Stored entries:
━━━
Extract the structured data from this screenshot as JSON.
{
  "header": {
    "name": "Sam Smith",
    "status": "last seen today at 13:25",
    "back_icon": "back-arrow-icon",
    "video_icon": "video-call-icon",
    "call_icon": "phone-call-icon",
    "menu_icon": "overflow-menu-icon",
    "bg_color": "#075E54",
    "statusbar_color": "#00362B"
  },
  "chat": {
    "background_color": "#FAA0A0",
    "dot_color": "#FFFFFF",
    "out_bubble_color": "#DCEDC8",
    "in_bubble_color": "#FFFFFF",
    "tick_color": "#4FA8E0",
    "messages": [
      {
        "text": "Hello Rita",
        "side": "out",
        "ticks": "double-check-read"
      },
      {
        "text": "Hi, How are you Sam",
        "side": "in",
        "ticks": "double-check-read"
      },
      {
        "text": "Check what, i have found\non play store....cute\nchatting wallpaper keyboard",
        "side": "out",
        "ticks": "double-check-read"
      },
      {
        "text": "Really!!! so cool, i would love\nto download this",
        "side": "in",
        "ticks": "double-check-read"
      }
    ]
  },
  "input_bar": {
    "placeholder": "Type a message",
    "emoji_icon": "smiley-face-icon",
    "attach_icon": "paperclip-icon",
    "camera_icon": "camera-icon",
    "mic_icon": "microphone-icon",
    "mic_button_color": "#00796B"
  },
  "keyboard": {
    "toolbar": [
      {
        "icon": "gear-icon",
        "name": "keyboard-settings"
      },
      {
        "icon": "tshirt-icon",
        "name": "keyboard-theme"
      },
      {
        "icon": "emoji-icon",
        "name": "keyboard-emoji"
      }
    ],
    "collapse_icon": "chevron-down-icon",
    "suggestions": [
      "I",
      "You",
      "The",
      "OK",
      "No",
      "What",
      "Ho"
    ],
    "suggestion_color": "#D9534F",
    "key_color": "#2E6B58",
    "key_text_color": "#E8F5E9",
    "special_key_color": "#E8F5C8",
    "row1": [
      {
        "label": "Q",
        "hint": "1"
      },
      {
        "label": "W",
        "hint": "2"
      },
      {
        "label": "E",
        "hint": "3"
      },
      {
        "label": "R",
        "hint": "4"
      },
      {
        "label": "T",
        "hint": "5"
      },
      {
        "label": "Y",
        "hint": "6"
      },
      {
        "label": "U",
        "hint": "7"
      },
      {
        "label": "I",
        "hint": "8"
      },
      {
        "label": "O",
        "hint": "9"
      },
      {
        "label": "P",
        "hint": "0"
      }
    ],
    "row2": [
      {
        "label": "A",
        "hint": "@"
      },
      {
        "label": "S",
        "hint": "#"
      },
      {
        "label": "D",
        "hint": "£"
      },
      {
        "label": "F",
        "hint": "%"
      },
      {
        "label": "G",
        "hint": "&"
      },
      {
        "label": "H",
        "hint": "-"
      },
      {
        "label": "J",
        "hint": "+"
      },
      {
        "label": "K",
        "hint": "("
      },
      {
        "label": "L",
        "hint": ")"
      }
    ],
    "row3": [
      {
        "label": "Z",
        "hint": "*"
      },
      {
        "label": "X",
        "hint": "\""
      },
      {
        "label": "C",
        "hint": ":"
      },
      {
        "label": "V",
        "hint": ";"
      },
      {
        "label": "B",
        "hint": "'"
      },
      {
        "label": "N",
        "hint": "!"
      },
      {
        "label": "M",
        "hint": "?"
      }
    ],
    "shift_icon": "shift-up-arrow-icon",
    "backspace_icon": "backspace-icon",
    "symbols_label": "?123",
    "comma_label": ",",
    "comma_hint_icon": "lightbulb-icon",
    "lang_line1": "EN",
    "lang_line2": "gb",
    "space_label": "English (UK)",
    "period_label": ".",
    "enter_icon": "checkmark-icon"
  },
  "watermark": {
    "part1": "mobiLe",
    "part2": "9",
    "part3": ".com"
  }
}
━━━
WRITTEN INSTRUCTION: Extract each line from the entries above that contains the string "name".

ANSWER TO THIS PROBLEM:
    "name": "Sam Smith",
        "name": "keyboard-settings"
        "name": "keyboard-theme"
        "name": "keyboard-emoji"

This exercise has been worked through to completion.